┌────────
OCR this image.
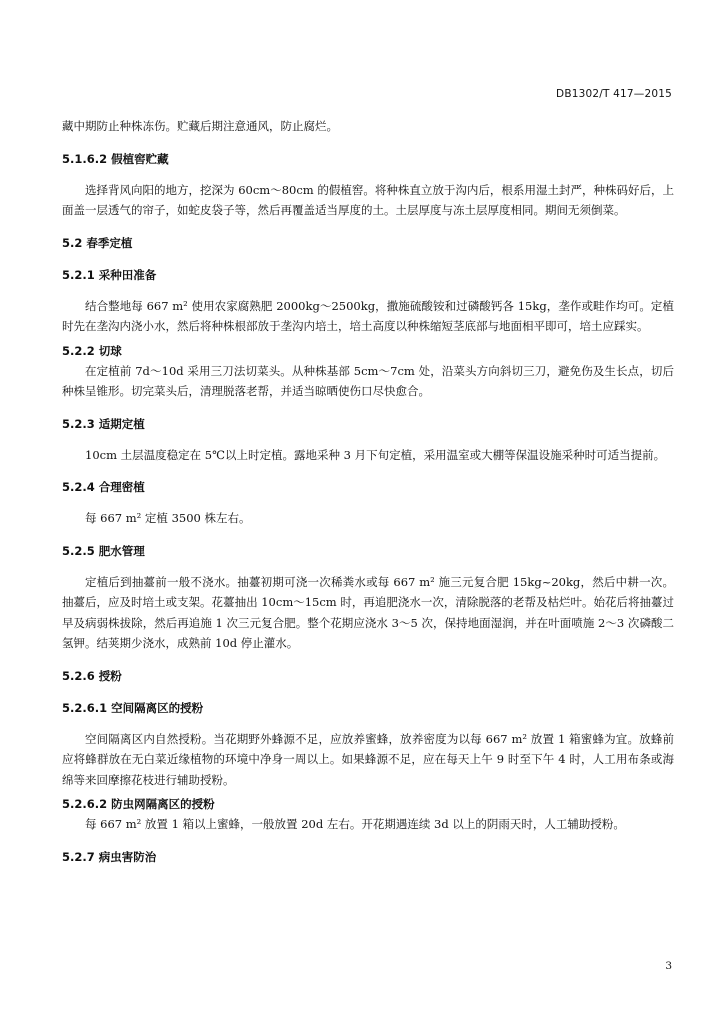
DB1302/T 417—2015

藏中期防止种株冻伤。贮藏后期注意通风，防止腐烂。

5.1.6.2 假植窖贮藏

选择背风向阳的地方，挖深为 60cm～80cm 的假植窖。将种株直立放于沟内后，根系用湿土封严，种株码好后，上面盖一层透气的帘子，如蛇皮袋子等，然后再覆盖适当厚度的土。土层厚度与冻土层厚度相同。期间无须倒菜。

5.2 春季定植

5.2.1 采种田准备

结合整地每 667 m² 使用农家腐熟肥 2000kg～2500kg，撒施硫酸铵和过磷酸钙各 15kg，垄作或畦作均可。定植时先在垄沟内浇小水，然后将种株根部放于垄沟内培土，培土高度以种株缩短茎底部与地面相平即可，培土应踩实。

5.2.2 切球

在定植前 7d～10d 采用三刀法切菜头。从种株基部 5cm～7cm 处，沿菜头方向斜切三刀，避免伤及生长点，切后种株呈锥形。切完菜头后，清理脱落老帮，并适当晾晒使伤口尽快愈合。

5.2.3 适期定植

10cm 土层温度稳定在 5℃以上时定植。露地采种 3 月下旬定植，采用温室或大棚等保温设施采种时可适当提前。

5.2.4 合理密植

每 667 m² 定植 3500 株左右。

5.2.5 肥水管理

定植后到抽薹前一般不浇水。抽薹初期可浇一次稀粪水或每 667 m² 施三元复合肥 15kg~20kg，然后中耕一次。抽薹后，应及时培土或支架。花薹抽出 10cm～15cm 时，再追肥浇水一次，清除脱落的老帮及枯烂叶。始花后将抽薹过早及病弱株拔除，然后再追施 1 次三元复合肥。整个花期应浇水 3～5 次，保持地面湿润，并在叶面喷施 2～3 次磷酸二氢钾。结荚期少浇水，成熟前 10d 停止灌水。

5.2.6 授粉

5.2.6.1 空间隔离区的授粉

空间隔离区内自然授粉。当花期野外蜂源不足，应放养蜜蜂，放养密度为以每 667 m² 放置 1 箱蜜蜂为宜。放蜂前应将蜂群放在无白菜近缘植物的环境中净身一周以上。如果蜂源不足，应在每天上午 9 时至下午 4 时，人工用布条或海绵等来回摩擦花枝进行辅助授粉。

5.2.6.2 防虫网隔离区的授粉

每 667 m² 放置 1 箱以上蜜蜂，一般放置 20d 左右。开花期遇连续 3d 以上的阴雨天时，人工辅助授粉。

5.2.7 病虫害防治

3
└────────
┌────────
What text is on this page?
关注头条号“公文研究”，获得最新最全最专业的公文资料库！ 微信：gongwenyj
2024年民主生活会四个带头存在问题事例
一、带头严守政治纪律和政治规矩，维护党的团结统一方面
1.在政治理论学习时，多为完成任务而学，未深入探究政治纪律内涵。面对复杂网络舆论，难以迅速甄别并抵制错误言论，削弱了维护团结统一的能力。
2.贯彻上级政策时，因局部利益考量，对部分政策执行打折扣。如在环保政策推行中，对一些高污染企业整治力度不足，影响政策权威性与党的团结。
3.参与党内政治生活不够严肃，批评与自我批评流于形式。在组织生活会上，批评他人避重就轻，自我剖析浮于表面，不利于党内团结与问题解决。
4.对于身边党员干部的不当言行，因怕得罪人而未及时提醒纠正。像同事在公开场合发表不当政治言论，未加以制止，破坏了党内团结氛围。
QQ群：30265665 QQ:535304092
└────────
┌────────
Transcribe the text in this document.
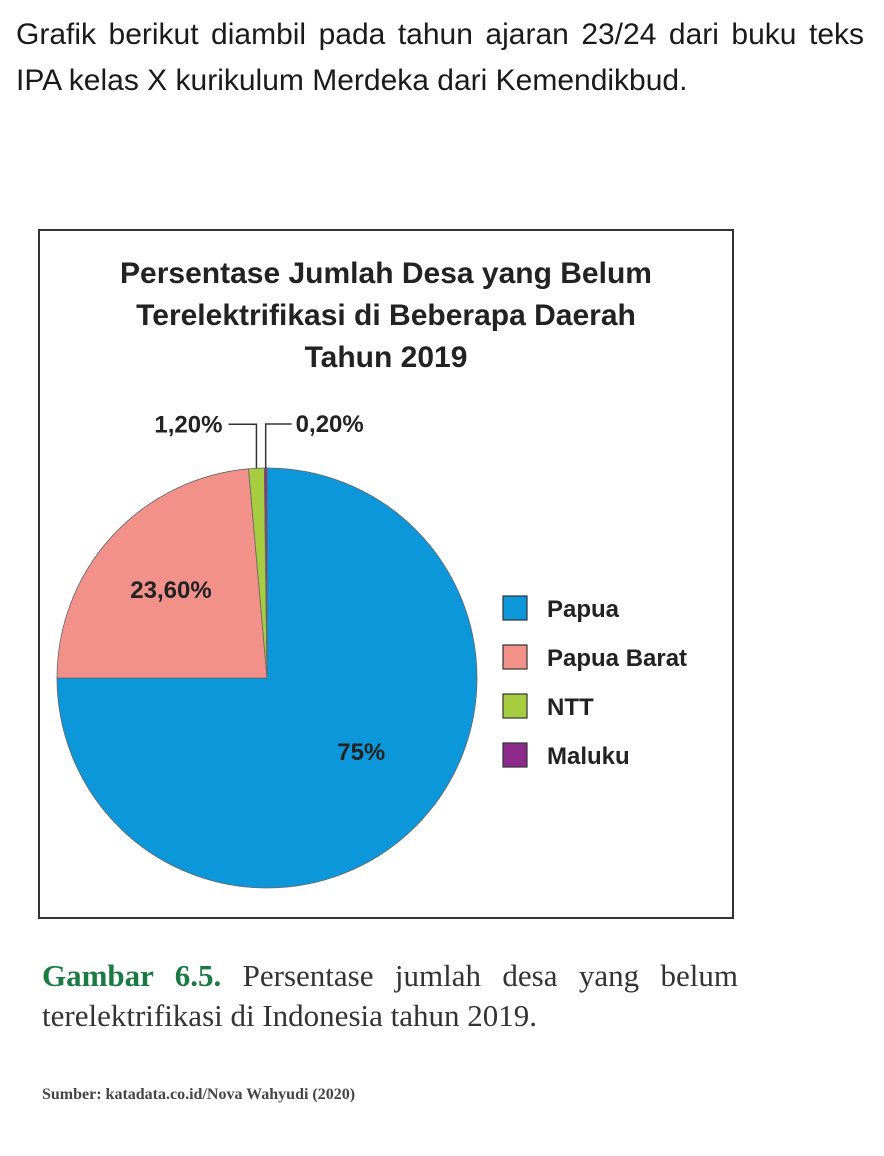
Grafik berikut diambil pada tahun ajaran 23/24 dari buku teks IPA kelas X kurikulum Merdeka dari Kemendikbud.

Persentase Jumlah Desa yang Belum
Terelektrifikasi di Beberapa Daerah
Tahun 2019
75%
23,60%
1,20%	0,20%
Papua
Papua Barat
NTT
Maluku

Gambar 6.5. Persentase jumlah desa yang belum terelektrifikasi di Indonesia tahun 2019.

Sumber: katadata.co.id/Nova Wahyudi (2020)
└────────
* Written exercise: Find all lines where the word "Persentase" appears. Copy them.

* Full output:
Persentase Jumlah Desa yang Belum
Gambar 6.5. Persentase jumlah desa yang belum terelektrifikasi di Indonesia tahun 2019.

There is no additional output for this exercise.